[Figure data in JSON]
----
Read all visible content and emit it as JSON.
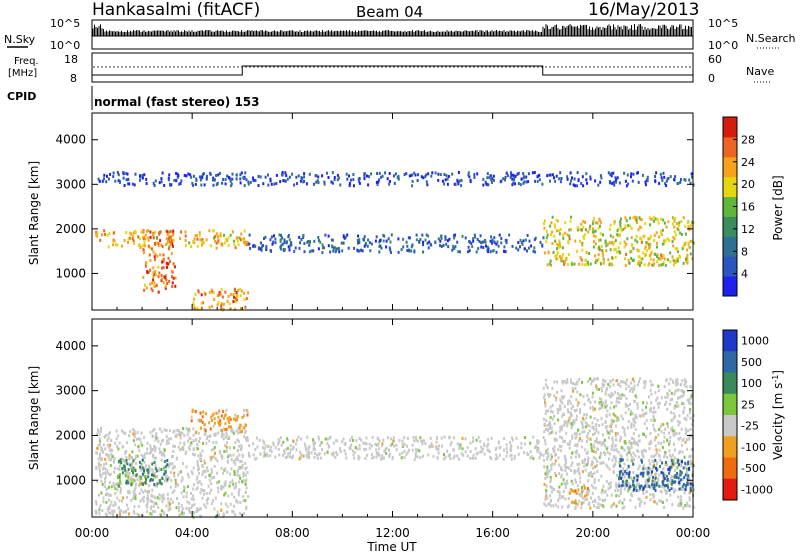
{
  "header": {
    "station": "Hankasalmi (fitACF)",
    "beam": "Beam 04",
    "date": "16/May/2013"
  },
  "top_panels": {
    "nsky_label": "N.Sky",
    "nsky_ticks": [
      "10^5",
      "10^0"
    ],
    "nsearch_label": "N.Search",
    "nsearch_ticks": [
      "10^5",
      "10^0"
    ],
    "freq_label": [
      "Freq.",
      "[MHz]"
    ],
    "freq_ticks": [
      "18",
      "8"
    ],
    "nave_label": "Nave",
    "nave_ticks": [
      "60",
      "0"
    ],
    "cpid_label": "CPID",
    "cpid_text": "normal (fast stereo) 153"
  },
  "x_axis": {
    "label": "Time UT",
    "ticks": [
      "00:00",
      "04:00",
      "08:00",
      "12:00",
      "16:00",
      "20:00",
      "00:00"
    ]
  },
  "chart_data": [
    {
      "type": "heatmap",
      "title": "",
      "xlabel": "Time UT",
      "ylabel": "Slant Range [km]",
      "xlim": [
        0,
        24
      ],
      "ylim": [
        180,
        4600
      ],
      "y_ticks": [
        1000,
        2000,
        3000,
        4000
      ],
      "colorbar": {
        "label": "Power [dB]",
        "range": [
          0,
          32
        ],
        "ticks": [
          4,
          8,
          12,
          16,
          20,
          24,
          28
        ],
        "colors": [
          "#1e20f0",
          "#2a55c0",
          "#2f6f93",
          "#3c8d5e",
          "#5fb63b",
          "#e6d60d",
          "#f7a21b",
          "#ee6422",
          "#d41c0c"
        ]
      },
      "features": [
        {
          "t_start": 0.1,
          "t_end": 6.2,
          "range_min": 1600,
          "range_max": 2000,
          "level_db": 22
        },
        {
          "t_start": 2.0,
          "t_end": 3.3,
          "range_min": 600,
          "range_max": 2000,
          "level_db": 26
        },
        {
          "t_start": 6.2,
          "t_end": 18.0,
          "range_min": 1500,
          "range_max": 1900,
          "level_db": 7
        },
        {
          "t_start": 18.0,
          "t_end": 24.0,
          "range_min": 1200,
          "range_max": 2300,
          "level_db": 20
        },
        {
          "t_start": 4.0,
          "t_end": 6.2,
          "range_min": 200,
          "range_max": 700,
          "level_db": 24
        },
        {
          "t_start": 0.2,
          "t_end": 24.0,
          "range_min": 3000,
          "range_max": 3300,
          "level_db": 5
        }
      ]
    },
    {
      "type": "heatmap",
      "title": "",
      "xlabel": "Time UT",
      "ylabel": "Slant Range [km]",
      "xlim": [
        0,
        24
      ],
      "ylim": [
        180,
        4600
      ],
      "y_ticks": [
        1000,
        2000,
        3000,
        4000
      ],
      "colorbar": {
        "label": "Velocity [m s^-1]",
        "ticks": [
          "1000",
          "500",
          "100",
          "25",
          "-25",
          "-100",
          "-500",
          "-1000"
        ],
        "colors": [
          "#2038c8",
          "#2f68a6",
          "#3a8a5a",
          "#7cc63a",
          "#c8c8c8",
          "#f0a020",
          "#f06a10",
          "#e21a10"
        ]
      },
      "features": [
        {
          "t_start": 0.1,
          "t_end": 6.2,
          "range_min": 200,
          "range_max": 2200,
          "velocity": "-25..25"
        },
        {
          "t_start": 6.2,
          "t_end": 18.0,
          "range_min": 1500,
          "range_max": 2000,
          "velocity": "-25..25"
        },
        {
          "t_start": 18.0,
          "t_end": 24.0,
          "range_min": 400,
          "range_max": 3300,
          "velocity": "-25..25"
        },
        {
          "t_start": 1.0,
          "t_end": 3.0,
          "range_min": 900,
          "range_max": 1500,
          "velocity": "100..500"
        },
        {
          "t_start": 3.8,
          "t_end": 6.2,
          "range_min": 2100,
          "range_max": 2600,
          "velocity": "-500..-100"
        },
        {
          "t_start": 19.0,
          "t_end": 19.8,
          "range_min": 500,
          "range_max": 900,
          "velocity": "-500..-100"
        },
        {
          "t_start": 21.0,
          "t_end": 24.0,
          "range_min": 800,
          "range_max": 1500,
          "velocity": "100..1000"
        }
      ]
    }
  ]
}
----
Pictures don't belong in the copy. Restate all the entries exactly.

▸ **Task result**
Read all visible content and emit it as JSON.
{
  "header": {
    "station": "Hankasalmi (fitACF)",
    "beam": "Beam 04",
    "date": "16/May/2013"
  },
  "top_panels": {
    "nsky_label": "N.Sky",
    "nsky_ticks": [
      "10^5",
      "10^0"
    ],
    "nsearch_label": "N.Search",
    "nsearch_ticks": [
      "10^5",
      "10^0"
    ],
    "freq_label": [
      "Freq.",
      "[MHz]"
    ],
    "freq_ticks": [
      "18",
      "8"
    ],
    "nave_label": "Nave",
    "nave_ticks": [
      "60",
      "0"
    ],
    "cpid_label": "CPID",
    "cpid_text": "normal (fast stereo) 153"
  },
  "x_axis": {
    "label": "Time UT",
    "ticks": [
      "00:00",
      "04:00",
      "08:00",
      "12:00",
      "16:00",
      "20:00",
      "00:00"
    ]
  },
  "chart_data": [
    {
      "type": "heatmap",
      "title": "",
      "xlabel": "Time UT",
      "ylabel": "Slant Range [km]",
      "xlim": [
        0,
        24
      ],
      "ylim": [
        180,
        4600
      ],
      "y_ticks": [
        1000,
        2000,
        3000,
        4000
      ],
      "colorbar": {
        "label": "Power [dB]",
        "range": [
          0,
          32
        ],
        "ticks": [
          4,
          8,
          12,
          16,
          20,
          24,
          28
        ],
        "colors": [
          "#1e20f0",
          "#2a55c0",
          "#2f6f93",
          "#3c8d5e",
          "#5fb63b",
          "#e6d60d",
          "#f7a21b",
          "#ee6422",
          "#d41c0c"
        ]
      },
      "features": [
        {
          "t_start": 0.1,
          "t_end": 6.2,
          "range_min": 1600,
          "range_max": 2000,
          "level_db": 22
        },
        {
          "t_start": 2.0,
          "t_end": 3.3,
          "range_min": 600,
          "range_max": 2000,
          "level_db": 26
        },
        {
          "t_start": 6.2,
          "t_end": 18.0,
          "range_min": 1500,
          "range_max": 1900,
          "level_db": 7
        },
        {
          "t_start": 18.0,
          "t_end": 24.0,
          "range_min": 1200,
          "range_max": 2300,
          "level_db": 20
        },
        {
          "t_start": 4.0,
          "t_end": 6.2,
          "range_min": 200,
          "range_max": 700,
          "level_db": 24
        },
        {
          "t_start": 0.2,
          "t_end": 24.0,
          "range_min": 3000,
          "range_max": 3300,
          "level_db": 5
        }
      ]
    },
    {
      "type": "heatmap",
      "title": "",
      "xlabel": "Time UT",
      "ylabel": "Slant Range [km]",
      "xlim": [
        0,
        24
      ],
      "ylim": [
        180,
        4600
      ],
      "y_ticks": [
        1000,
        2000,
        3000,
        4000
      ],
      "colorbar": {
        "label": "Velocity [m s^-1]",
        "ticks": [
          "1000",
          "500",
          "100",
          "25",
          "-25",
          "-100",
          "-500",
          "-1000"
        ],
        "colors": [
          "#2038c8",
          "#2f68a6",
          "#3a8a5a",
          "#7cc63a",
          "#c8c8c8",
          "#f0a020",
          "#f06a10",
          "#e21a10"
        ]
      },
      "features": [
        {
          "t_start": 0.1,
          "t_end": 6.2,
          "range_min": 200,
          "range_max": 2200,
          "velocity": "-25..25"
        },
        {
          "t_start": 6.2,
          "t_end": 18.0,
          "range_min": 1500,
          "range_max": 2000,
          "velocity": "-25..25"
        },
        {
          "t_start": 18.0,
          "t_end": 24.0,
          "range_min": 400,
          "range_max": 3300,
          "velocity": "-25..25"
        },
        {
          "t_start": 1.0,
          "t_end": 3.0,
          "range_min": 900,
          "range_max": 1500,
          "velocity": "100..500"
        },
        {
          "t_start": 3.8,
          "t_end": 6.2,
          "range_min": 2100,
          "range_max": 2600,
          "velocity": "-500..-100"
        },
        {
          "t_start": 19.0,
          "t_end": 19.8,
          "range_min": 500,
          "range_max": 900,
          "velocity": "-500..-100"
        },
        {
          "t_start": 21.0,
          "t_end": 24.0,
          "range_min": 800,
          "range_max": 1500,
          "velocity": "100..1000"
        }
      ]
    }
  ]
}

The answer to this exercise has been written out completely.